## Data entries
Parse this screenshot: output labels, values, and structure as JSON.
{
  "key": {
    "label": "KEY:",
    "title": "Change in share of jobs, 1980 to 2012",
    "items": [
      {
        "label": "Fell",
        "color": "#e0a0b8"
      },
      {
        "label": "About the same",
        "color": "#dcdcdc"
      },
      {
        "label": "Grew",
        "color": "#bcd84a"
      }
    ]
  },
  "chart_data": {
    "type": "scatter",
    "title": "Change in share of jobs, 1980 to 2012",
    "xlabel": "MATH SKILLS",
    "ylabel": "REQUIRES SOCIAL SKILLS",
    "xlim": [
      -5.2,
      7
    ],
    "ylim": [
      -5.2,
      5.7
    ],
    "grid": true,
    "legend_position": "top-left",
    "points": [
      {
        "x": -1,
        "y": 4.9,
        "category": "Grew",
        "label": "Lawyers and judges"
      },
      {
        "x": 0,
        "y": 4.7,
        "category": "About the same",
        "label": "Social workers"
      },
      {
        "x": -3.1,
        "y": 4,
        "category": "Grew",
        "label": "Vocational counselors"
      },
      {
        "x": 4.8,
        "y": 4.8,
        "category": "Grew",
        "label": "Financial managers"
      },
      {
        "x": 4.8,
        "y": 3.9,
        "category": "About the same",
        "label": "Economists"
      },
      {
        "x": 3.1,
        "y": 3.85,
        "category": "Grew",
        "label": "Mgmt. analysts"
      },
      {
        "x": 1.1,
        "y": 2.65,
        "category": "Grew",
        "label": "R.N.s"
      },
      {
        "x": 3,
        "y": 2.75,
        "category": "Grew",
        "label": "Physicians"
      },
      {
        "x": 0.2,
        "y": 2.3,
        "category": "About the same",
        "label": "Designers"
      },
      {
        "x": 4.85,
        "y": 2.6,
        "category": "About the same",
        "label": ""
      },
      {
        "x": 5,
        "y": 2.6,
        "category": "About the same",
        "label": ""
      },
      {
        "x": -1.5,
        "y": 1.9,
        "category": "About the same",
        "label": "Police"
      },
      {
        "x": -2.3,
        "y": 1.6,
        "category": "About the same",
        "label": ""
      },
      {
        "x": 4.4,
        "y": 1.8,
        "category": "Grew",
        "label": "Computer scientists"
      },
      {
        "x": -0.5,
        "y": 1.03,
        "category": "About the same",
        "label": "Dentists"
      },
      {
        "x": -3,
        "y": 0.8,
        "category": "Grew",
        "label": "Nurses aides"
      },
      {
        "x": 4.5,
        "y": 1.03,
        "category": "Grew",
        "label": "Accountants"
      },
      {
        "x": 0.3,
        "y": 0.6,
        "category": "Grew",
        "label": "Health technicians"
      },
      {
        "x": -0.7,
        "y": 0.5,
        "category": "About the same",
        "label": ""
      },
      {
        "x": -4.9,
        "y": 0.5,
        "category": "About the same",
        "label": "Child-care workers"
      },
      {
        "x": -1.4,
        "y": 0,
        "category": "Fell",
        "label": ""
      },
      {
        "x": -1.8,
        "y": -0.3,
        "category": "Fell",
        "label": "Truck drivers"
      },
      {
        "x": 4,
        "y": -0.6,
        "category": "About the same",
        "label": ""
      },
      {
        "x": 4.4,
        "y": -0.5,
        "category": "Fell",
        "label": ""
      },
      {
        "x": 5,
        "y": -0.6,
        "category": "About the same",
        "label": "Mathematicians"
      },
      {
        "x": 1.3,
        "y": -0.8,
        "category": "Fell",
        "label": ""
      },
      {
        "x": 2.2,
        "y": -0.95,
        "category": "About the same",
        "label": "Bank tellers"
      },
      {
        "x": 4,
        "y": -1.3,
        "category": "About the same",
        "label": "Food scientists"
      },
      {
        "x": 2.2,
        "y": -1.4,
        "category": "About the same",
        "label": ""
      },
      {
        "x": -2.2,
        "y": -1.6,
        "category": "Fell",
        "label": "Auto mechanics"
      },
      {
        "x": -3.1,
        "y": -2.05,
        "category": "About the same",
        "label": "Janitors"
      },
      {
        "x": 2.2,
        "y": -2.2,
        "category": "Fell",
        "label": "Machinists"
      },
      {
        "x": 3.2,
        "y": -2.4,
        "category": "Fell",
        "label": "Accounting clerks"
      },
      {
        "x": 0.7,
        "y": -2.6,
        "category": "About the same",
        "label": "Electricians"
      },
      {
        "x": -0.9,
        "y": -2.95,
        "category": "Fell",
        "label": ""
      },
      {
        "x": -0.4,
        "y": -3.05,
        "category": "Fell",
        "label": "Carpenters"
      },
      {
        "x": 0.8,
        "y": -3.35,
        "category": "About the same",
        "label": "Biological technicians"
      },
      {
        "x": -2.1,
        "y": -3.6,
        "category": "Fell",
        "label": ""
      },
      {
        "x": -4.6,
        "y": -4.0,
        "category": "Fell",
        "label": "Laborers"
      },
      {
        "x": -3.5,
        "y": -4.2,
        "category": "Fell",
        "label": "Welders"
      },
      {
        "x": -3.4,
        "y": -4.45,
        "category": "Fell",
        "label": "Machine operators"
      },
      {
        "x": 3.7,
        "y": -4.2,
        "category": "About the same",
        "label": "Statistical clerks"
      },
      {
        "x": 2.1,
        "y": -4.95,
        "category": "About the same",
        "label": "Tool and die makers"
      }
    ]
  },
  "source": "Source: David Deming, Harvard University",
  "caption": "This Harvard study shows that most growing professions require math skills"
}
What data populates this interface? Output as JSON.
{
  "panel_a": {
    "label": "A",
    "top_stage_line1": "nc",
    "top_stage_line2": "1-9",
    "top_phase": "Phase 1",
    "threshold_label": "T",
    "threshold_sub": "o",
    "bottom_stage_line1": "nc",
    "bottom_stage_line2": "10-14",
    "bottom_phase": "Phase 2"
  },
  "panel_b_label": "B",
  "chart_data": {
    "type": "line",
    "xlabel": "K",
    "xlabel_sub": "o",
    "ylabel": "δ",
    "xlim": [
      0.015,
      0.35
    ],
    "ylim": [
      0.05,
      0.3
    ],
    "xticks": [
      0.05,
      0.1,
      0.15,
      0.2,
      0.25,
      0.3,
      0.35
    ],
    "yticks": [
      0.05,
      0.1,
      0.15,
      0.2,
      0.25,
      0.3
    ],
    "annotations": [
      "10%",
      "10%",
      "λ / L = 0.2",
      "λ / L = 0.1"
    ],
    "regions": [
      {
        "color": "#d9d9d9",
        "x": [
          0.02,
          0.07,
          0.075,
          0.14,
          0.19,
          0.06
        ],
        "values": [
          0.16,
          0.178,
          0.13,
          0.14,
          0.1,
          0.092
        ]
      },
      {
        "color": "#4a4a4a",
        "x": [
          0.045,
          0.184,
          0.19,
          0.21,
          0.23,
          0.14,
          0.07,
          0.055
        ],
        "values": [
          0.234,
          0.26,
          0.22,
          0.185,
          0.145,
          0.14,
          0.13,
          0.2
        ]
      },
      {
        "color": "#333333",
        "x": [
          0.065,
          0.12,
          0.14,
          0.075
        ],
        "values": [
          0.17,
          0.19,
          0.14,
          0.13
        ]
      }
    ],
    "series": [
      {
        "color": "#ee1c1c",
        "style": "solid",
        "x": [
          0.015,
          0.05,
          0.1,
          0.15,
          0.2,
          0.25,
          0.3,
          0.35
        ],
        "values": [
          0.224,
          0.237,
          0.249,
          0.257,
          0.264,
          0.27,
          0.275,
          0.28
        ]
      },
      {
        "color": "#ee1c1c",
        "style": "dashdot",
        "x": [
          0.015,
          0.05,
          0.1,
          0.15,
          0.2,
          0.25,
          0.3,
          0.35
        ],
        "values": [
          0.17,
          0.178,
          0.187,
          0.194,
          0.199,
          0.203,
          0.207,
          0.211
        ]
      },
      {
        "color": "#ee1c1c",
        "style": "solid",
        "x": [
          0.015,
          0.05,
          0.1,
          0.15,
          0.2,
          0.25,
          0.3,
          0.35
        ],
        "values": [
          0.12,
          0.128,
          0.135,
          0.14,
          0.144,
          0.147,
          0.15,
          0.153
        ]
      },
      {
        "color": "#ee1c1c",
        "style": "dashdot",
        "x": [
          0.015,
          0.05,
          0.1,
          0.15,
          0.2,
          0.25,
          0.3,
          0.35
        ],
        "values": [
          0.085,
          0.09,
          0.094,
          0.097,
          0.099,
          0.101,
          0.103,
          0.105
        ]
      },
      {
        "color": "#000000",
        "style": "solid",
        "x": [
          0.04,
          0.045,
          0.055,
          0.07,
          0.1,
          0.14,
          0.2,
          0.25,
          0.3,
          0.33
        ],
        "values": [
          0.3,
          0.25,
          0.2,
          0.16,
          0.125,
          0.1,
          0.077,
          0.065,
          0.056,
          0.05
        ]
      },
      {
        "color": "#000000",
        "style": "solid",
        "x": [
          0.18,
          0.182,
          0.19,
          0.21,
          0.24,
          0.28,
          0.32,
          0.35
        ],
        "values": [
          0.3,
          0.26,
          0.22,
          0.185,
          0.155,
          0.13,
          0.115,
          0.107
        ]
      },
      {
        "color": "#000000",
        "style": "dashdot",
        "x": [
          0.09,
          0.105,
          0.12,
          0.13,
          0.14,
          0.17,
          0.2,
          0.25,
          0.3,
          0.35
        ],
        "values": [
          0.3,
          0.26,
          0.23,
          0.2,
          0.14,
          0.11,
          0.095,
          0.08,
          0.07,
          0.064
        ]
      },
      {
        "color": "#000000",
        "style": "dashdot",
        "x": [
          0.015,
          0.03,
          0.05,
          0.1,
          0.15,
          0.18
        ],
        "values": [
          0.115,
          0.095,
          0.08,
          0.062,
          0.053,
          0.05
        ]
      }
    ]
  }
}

## Requirement
Extract from the data every line where "Phase" shows up.

## Solution to this problem
    "top_phase": "Phase 1",
    "bottom_phase": "Phase 2"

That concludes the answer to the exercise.